_EXERCISE REQUIREMENTS_. Pull out every line in the data that has the string "Motion" in it.

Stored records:
— START —

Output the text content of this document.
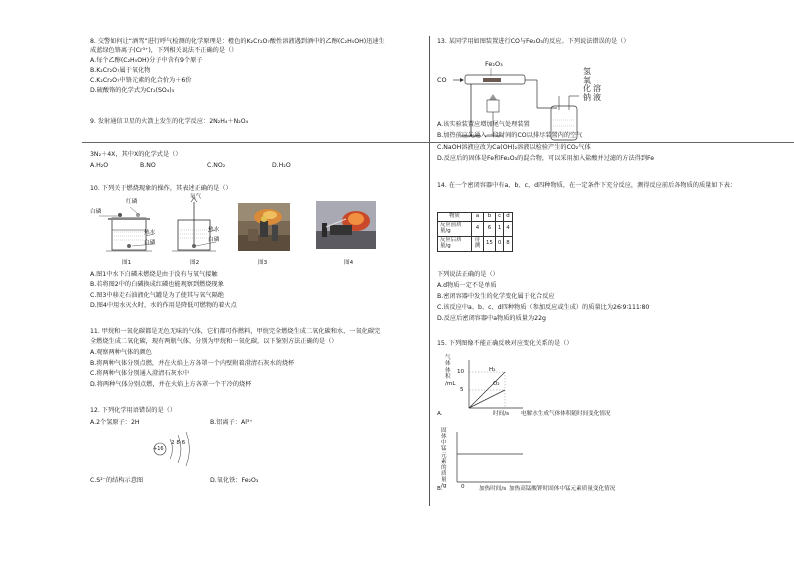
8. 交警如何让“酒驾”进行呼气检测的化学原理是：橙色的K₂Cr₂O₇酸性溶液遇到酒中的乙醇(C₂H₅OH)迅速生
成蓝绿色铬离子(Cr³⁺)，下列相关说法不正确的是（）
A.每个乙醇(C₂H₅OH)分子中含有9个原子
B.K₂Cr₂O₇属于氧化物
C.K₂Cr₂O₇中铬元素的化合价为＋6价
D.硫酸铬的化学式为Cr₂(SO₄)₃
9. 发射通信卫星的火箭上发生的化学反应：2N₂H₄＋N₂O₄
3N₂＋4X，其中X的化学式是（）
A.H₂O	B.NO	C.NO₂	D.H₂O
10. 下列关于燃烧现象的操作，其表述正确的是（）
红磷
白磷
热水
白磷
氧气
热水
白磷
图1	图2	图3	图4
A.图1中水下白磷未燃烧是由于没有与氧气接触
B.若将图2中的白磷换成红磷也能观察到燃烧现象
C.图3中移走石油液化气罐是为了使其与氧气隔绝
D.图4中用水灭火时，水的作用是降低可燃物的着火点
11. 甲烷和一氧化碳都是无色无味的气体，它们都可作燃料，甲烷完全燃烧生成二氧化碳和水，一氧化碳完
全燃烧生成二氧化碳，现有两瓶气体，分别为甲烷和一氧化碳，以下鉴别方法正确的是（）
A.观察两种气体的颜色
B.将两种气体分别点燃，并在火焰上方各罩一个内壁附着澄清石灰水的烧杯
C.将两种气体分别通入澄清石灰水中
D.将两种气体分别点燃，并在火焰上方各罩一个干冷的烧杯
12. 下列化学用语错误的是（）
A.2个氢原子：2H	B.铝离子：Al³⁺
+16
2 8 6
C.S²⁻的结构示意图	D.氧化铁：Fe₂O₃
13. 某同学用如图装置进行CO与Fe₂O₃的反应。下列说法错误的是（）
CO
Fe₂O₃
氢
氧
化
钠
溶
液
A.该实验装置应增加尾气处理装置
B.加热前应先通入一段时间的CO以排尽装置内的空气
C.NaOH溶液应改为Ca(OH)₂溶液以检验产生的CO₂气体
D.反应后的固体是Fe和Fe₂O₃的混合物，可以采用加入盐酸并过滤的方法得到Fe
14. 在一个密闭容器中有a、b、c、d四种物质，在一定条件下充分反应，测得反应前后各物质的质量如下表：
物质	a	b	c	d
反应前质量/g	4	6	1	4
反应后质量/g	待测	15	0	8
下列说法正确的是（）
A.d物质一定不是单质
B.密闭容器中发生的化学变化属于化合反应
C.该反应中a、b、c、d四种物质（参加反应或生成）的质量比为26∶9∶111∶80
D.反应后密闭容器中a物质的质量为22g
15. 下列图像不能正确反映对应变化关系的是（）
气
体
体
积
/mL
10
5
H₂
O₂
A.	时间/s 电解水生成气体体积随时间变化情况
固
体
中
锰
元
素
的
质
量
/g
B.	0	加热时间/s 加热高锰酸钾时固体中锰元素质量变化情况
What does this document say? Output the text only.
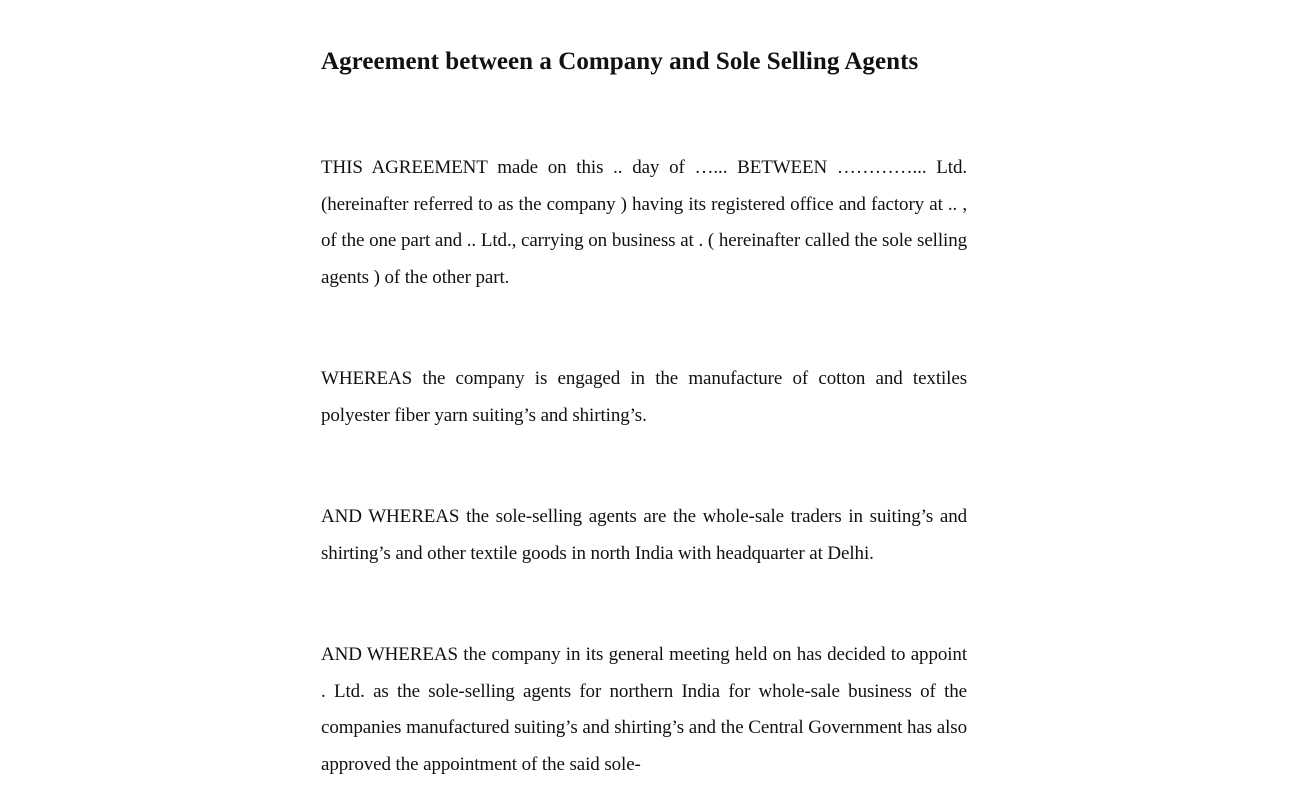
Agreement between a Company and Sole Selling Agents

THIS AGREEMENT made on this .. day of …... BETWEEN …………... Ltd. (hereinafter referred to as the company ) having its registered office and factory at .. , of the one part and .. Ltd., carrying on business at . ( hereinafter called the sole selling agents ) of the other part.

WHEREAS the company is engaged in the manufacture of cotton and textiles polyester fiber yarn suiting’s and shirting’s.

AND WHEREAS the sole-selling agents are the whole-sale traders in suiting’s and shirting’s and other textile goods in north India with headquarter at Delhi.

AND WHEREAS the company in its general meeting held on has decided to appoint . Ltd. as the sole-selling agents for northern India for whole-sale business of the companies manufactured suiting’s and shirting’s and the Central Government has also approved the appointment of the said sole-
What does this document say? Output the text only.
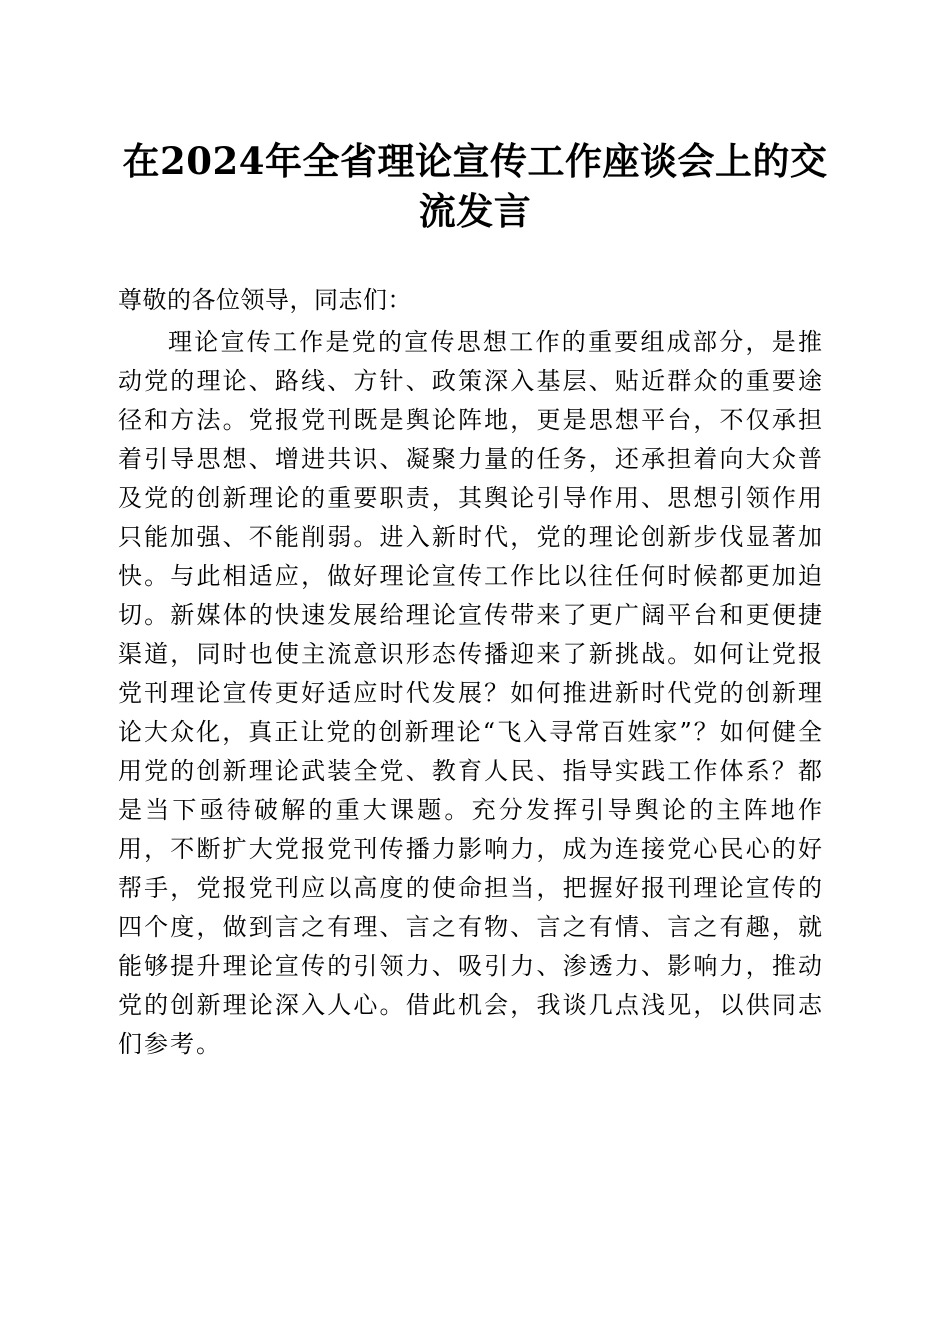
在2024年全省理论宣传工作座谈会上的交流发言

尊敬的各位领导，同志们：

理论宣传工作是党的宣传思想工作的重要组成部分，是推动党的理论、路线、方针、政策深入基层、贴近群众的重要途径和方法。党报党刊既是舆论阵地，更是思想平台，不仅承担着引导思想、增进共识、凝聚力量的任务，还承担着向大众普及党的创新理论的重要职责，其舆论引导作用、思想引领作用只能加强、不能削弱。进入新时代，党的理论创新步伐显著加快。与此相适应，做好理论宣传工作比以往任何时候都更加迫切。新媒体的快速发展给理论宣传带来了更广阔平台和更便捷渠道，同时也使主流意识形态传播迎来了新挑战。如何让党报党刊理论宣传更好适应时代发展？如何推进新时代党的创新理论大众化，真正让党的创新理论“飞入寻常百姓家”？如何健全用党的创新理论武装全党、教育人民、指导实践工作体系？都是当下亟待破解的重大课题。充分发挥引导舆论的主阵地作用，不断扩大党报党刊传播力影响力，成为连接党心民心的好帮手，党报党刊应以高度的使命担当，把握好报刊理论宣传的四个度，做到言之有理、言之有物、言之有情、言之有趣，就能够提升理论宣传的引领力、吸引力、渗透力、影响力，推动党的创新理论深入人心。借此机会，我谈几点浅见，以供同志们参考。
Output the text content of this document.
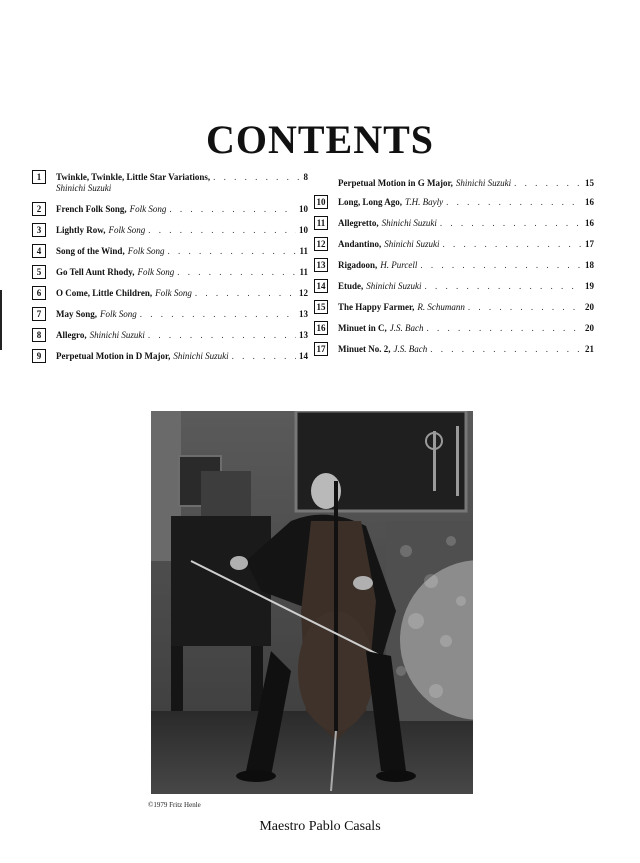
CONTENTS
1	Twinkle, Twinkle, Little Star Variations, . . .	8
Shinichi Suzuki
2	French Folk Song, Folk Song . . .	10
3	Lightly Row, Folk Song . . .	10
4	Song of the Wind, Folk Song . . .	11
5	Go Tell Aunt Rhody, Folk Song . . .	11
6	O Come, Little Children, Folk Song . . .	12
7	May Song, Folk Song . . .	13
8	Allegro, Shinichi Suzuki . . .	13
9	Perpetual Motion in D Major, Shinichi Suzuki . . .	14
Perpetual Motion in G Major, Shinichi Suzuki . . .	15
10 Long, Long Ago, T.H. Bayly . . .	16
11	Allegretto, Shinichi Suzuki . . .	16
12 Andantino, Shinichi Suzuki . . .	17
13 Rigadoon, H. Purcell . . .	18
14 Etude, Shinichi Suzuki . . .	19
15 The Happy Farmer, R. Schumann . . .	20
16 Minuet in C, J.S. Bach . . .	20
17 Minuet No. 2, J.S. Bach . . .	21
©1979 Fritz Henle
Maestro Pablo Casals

— END —

_SOLUTION TO THIS PROBLEM_.
9	Perpetual Motion in D Major, Shinichi Suzuki . . .	14
Perpetual Motion in G Major, Shinichi Suzuki . . .	15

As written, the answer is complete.